--- start ITEMS ---

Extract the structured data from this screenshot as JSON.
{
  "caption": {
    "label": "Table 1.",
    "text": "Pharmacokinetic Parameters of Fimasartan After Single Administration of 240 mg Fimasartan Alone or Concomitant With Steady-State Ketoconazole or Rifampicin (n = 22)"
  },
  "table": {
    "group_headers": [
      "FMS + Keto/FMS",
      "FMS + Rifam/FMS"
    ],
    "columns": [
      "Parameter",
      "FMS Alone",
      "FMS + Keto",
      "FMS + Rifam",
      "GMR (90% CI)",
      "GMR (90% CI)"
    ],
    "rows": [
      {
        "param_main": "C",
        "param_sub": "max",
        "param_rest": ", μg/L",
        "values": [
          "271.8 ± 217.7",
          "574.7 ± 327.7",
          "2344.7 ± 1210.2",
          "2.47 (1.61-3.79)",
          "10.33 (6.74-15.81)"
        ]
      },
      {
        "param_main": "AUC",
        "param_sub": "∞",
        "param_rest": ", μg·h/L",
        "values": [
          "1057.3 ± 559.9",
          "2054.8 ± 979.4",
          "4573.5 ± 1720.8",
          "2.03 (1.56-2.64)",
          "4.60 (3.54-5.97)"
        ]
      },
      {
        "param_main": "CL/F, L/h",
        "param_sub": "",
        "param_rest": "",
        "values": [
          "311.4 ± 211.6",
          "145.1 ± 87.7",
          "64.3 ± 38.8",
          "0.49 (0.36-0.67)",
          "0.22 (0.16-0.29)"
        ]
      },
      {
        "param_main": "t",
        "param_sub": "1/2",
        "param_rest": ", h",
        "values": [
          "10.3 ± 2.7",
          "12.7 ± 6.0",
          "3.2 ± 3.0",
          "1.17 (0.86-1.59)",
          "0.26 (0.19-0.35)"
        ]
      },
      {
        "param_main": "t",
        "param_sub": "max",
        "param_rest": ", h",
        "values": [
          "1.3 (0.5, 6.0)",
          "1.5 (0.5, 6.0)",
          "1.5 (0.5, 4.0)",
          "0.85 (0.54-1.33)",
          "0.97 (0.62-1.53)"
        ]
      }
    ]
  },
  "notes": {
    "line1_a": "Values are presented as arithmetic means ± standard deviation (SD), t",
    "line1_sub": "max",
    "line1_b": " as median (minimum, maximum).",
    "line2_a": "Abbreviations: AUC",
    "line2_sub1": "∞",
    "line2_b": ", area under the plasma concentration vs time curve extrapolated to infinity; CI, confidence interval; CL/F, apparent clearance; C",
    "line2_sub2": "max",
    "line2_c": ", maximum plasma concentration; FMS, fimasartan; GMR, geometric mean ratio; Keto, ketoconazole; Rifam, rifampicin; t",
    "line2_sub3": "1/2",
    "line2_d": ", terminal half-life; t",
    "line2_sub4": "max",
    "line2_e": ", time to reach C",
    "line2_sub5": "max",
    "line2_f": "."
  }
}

--- end ITEMS ---

*SHORT PROBLEM*.
Each line of the material above must be retyped precisely.

*OUTPUT FOR THIS TASK*.
Extract the structured data from this screenshot as JSON.
{
  "caption": {
    "label": "Table 1.",
    "text": "Pharmacokinetic Parameters of Fimasartan After Single Administration of 240 mg Fimasartan Alone or Concomitant With Steady-State Ketoconazole or Rifampicin (n = 22)"
  },
  "table": {
    "group_headers": [
      "FMS + Keto/FMS",
      "FMS + Rifam/FMS"
    ],
    "columns": [
      "Parameter",
      "FMS Alone",
      "FMS + Keto",
      "FMS + Rifam",
      "GMR (90% CI)",
      "GMR (90% CI)"
    ],
    "rows": [
      {
        "param_main": "C",
        "param_sub": "max",
        "param_rest": ", μg/L",
        "values": [
          "271.8 ± 217.7",
          "574.7 ± 327.7",
          "2344.7 ± 1210.2",
          "2.47 (1.61-3.79)",
          "10.33 (6.74-15.81)"
        ]
      },
      {
        "param_main": "AUC",
        "param_sub": "∞",
        "param_rest": ", μg·h/L",
        "values": [
          "1057.3 ± 559.9",
          "2054.8 ± 979.4",
          "4573.5 ± 1720.8",
          "2.03 (1.56-2.64)",
          "4.60 (3.54-5.97)"
        ]
      },
      {
        "param_main": "CL/F, L/h",
        "param_sub": "",
        "param_rest": "",
        "values": [
          "311.4 ± 211.6",
          "145.1 ± 87.7",
          "64.3 ± 38.8",
          "0.49 (0.36-0.67)",
          "0.22 (0.16-0.29)"
        ]
      },
      {
        "param_main": "t",
        "param_sub": "1/2",
        "param_rest": ", h",
        "values": [
          "10.3 ± 2.7",
          "12.7 ± 6.0",
          "3.2 ± 3.0",
          "1.17 (0.86-1.59)",
          "0.26 (0.19-0.35)"
        ]
      },
      {
        "param_main": "t",
        "param_sub": "max",
        "param_rest": ", h",
        "values": [
          "1.3 (0.5, 6.0)",
          "1.5 (0.5, 6.0)",
          "1.5 (0.5, 4.0)",
          "0.85 (0.54-1.33)",
          "0.97 (0.62-1.53)"
        ]
      }
    ]
  },
  "notes": {
    "line1_a": "Values are presented as arithmetic means ± standard deviation (SD), t",
    "line1_sub": "max",
    "line1_b": " as median (minimum, maximum).",
    "line2_a": "Abbreviations: AUC",
    "line2_sub1": "∞",
    "line2_b": ", area under the plasma concentration vs time curve extrapolated to infinity; CI, confidence interval; CL/F, apparent clearance; C",
    "line2_sub2": "max",
    "line2_c": ", maximum plasma concentration; FMS, fimasartan; GMR, geometric mean ratio; Keto, ketoconazole; Rifam, rifampicin; t",
    "line2_sub3": "1/2",
    "line2_d": ", terminal half-life; t",
    "line2_sub4": "max",
    "line2_e": ", time to reach C",
    "line2_sub5": "max",
    "line2_f": "."
  }
}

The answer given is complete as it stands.